**AIM:** Where a line holds the string "Junction", return that line.
○ ○ ○ ○ ○ ○ ○
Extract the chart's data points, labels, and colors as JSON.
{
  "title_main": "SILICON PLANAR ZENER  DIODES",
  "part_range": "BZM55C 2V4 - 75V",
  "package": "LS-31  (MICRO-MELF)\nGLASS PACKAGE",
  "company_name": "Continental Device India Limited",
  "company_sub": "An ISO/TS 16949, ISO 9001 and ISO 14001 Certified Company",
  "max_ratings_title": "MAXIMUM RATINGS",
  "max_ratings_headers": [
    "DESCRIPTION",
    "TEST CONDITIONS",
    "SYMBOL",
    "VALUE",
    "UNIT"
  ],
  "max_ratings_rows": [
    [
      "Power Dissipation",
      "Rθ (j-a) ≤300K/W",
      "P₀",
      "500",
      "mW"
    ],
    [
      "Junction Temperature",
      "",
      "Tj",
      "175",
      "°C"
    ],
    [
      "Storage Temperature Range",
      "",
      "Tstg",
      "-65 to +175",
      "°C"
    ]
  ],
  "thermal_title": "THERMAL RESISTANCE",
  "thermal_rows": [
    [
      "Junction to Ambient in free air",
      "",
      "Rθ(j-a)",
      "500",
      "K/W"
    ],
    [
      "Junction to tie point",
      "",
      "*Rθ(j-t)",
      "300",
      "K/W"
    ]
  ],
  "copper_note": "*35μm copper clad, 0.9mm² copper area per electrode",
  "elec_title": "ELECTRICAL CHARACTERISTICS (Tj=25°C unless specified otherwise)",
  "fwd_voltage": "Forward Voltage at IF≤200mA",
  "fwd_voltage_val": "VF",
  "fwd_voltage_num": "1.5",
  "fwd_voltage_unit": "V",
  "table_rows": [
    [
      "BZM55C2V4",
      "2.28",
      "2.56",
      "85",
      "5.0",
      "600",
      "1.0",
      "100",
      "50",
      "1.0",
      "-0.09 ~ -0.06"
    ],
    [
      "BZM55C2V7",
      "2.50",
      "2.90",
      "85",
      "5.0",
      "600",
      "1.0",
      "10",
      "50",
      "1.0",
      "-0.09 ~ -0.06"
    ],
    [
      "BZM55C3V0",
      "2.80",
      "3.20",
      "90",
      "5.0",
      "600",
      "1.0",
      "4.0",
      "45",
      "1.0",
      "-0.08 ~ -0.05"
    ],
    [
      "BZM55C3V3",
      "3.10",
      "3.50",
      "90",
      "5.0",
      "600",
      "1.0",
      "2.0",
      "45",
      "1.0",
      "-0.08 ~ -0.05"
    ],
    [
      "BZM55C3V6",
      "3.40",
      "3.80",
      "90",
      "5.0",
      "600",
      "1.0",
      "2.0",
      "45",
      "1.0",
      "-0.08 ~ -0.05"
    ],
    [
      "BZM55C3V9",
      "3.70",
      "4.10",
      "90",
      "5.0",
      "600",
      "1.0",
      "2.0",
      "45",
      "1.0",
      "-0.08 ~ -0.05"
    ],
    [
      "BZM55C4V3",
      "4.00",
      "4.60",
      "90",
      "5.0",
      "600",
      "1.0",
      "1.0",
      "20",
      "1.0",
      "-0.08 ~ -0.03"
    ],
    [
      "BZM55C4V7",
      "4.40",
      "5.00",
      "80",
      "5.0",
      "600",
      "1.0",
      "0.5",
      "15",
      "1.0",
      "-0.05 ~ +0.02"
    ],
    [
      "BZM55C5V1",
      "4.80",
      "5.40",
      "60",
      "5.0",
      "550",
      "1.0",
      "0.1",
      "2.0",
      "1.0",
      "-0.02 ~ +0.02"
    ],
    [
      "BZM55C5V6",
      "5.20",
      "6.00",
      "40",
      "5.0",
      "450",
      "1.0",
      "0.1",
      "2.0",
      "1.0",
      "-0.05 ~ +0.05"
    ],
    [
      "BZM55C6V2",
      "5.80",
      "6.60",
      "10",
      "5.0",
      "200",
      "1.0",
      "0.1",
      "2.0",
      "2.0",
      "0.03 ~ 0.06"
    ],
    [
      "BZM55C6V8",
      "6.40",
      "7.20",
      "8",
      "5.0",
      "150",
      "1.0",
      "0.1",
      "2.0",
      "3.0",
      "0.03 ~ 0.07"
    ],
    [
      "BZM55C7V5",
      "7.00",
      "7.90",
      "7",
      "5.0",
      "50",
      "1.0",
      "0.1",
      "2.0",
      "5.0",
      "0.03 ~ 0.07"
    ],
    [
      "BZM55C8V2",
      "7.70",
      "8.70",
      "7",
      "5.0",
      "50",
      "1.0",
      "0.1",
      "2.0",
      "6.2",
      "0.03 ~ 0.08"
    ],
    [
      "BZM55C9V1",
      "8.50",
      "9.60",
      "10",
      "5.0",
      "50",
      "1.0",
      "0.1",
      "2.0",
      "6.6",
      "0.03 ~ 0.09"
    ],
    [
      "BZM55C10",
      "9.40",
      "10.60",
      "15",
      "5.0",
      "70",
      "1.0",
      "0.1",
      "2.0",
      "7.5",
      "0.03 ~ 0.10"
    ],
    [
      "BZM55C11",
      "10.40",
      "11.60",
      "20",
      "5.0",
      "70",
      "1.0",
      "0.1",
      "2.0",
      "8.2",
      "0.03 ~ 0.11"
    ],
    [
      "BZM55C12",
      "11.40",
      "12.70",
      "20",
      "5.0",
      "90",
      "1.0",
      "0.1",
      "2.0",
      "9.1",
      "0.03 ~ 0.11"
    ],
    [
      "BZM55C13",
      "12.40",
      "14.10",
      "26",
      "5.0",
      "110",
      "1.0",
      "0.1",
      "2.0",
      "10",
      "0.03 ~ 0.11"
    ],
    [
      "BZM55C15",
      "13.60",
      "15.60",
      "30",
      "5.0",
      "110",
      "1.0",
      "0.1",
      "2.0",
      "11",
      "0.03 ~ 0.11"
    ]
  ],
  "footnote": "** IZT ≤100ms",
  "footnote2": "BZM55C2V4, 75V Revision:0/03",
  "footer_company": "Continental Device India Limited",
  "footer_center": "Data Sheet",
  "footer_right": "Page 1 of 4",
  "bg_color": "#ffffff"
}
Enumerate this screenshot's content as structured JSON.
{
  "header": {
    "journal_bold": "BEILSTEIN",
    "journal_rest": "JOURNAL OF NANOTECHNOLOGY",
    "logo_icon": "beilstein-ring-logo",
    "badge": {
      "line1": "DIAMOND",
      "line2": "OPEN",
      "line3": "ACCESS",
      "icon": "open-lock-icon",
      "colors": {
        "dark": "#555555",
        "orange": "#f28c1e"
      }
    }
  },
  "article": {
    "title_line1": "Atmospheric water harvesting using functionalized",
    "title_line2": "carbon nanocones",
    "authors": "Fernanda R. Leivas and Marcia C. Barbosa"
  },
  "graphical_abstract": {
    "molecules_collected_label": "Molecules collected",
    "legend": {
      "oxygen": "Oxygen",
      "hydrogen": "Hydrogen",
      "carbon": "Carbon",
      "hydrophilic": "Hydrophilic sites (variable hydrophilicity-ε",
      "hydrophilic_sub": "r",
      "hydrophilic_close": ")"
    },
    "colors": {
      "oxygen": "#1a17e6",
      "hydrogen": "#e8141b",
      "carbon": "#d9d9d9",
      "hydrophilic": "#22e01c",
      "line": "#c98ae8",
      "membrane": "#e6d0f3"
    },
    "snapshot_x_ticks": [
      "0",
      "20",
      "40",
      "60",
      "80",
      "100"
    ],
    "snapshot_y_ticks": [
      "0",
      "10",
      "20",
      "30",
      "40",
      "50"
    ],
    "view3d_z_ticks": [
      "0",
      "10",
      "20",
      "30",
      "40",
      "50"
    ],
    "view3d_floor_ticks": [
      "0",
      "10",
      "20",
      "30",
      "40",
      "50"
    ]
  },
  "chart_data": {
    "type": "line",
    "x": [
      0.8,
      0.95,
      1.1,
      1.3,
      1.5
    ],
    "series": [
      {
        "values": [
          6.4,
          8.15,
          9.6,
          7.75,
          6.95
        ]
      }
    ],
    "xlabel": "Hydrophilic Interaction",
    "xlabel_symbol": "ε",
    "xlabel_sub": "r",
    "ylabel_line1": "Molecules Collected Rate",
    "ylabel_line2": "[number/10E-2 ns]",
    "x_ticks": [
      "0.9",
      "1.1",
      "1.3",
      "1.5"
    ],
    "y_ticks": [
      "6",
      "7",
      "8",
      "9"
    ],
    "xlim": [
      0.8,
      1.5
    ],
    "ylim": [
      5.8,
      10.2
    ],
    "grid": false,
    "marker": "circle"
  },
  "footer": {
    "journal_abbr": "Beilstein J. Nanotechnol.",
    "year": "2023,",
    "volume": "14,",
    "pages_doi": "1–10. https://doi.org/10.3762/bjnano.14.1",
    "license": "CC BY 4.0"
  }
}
○ ○ ○ ○ ○ ○ ○
**WORKED SOLUTION:**
      "Junction Temperature",
      "Junction to Ambient in free air",
      "Junction to tie point",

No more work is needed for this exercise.